### Exercise details
Using the entries that follow, collect the lines where the word "database" appears.

### Available records
start

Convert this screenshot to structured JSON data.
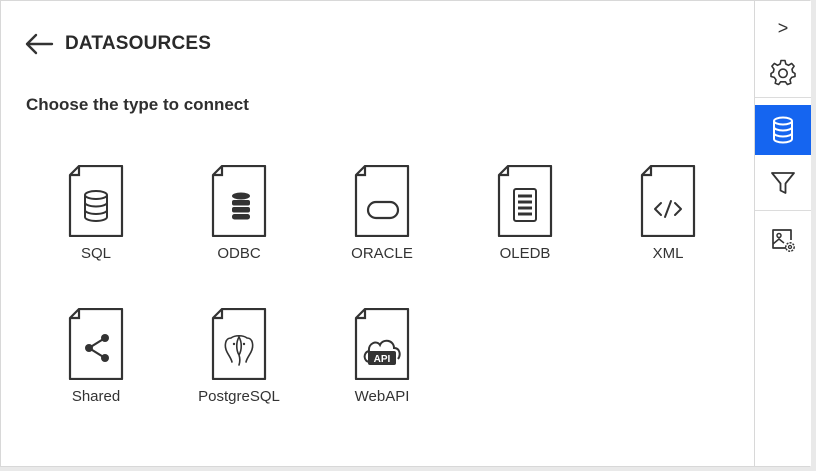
{
  "header": {
    "title": "DATASOURCES"
  },
  "subtitle": "Choose the type to connect",
  "datasources": [
    {
      "label": "SQL",
      "icon": "sql-database-icon"
    },
    {
      "label": "ODBC",
      "icon": "odbc-database-icon"
    },
    {
      "label": "ORACLE",
      "icon": "oracle-icon"
    },
    {
      "label": "OLEDB",
      "icon": "oledb-icon"
    },
    {
      "label": "XML",
      "icon": "xml-code-icon"
    },
    {
      "label": "Shared",
      "icon": "share-icon"
    },
    {
      "label": "PostgreSQL",
      "icon": "postgresql-elephant-icon"
    },
    {
      "label": "WebAPI",
      "icon": "web-api-cloud-icon"
    }
  ],
  "rail": {
    "collapse": {
      "label": ">"
    },
    "items": [
      {
        "icon": "gear-icon",
        "active": false
      },
      {
        "icon": "database-icon",
        "active": true
      },
      {
        "icon": "filter-icon",
        "active": false
      },
      {
        "icon": "image-settings-icon",
        "active": false
      }
    ]
  },
  "colors": {
    "accent": "#1565f0",
    "text": "#2f2f2f",
    "icon_stroke": "#333333"
  }
}
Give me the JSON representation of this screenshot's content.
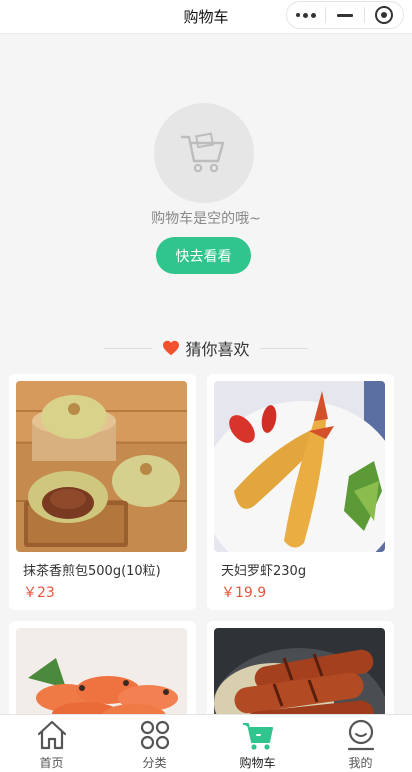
{
  "header": {
    "title": "购物车"
  },
  "empty": {
    "message": "购物车是空的哦~",
    "button_label": "快去看看"
  },
  "recommend": {
    "title": "猜你喜欢"
  },
  "products": [
    {
      "name": "抹茶香煎包500g(10粒)",
      "price": "￥23"
    },
    {
      "name": "天妇罗虾230g",
      "price": "￥19.9"
    },
    {
      "name": "",
      "price": ""
    },
    {
      "name": "",
      "price": ""
    }
  ],
  "tabbar": [
    {
      "label": "首页",
      "icon": "home-icon"
    },
    {
      "label": "分类",
      "icon": "category-icon"
    },
    {
      "label": "购物车",
      "icon": "cart-icon"
    },
    {
      "label": "我的",
      "icon": "profile-icon"
    }
  ],
  "colors": {
    "accent": "#2fc58d",
    "price": "#e8543b",
    "heart": "#f0522f"
  }
}
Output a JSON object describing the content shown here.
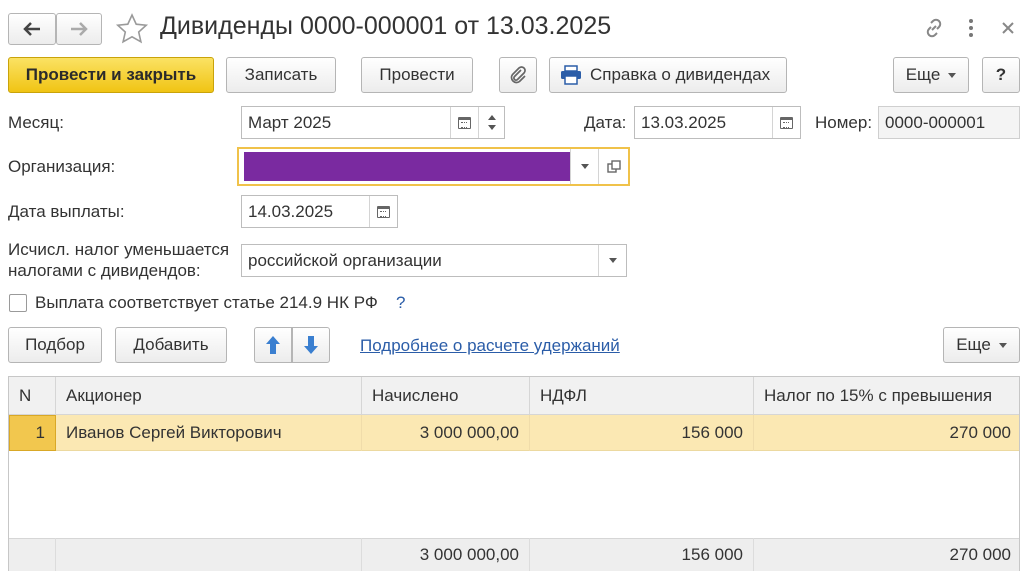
{
  "header": {
    "title": "Дивиденды 0000-000001 от 13.03.2025"
  },
  "toolbar": {
    "post_close": "Провести и закрыть",
    "save": "Записать",
    "post": "Провести",
    "report": "Справка о дивидендах",
    "more": "Еще",
    "help": "?"
  },
  "form": {
    "month_label": "Месяц:",
    "month_value": "Март 2025",
    "date_label": "Дата:",
    "date_value": "13.03.2025",
    "number_label": "Номер:",
    "number_value": "0000-000001",
    "org_label": "Организация:",
    "org_fill_color": "#7a2aa0",
    "pay_date_label": "Дата выплаты:",
    "pay_date_value": "14.03.2025",
    "tax_label_line1": "Исчисл. налог уменьшается",
    "tax_label_line2": "налогами с дивидендов:",
    "tax_value": "российской организации",
    "checkbox_label": "Выплата соответствует статье 214.9 НК РФ",
    "checkbox_checked": false,
    "help_mark": "?"
  },
  "table_toolbar": {
    "pick": "Подбор",
    "add": "Добавить",
    "details_link": "Подробнее о расчете удержаний",
    "more": "Еще"
  },
  "table": {
    "columns": [
      "N",
      "Акционер",
      "Начислено",
      "НДФЛ",
      "Налог по 15% с превышения"
    ],
    "rows": [
      {
        "n": "1",
        "holder": "Иванов Сергей Викторович",
        "accrued": "3 000 000,00",
        "ndfl": "156 000",
        "tax15": "270 000"
      }
    ],
    "totals": {
      "accrued": "3 000 000,00",
      "ndfl": "156 000",
      "tax15": "270 000"
    }
  },
  "colors": {
    "primary_button": "#f5d02a",
    "selected_row": "#fbe8b3",
    "link": "#2b5da8",
    "focus_border": "#f0c24a"
  }
}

end

### Task output
      "icon": "sql-database-icon"
      "icon": "odbc-database-icon"
        "icon": "database-icon",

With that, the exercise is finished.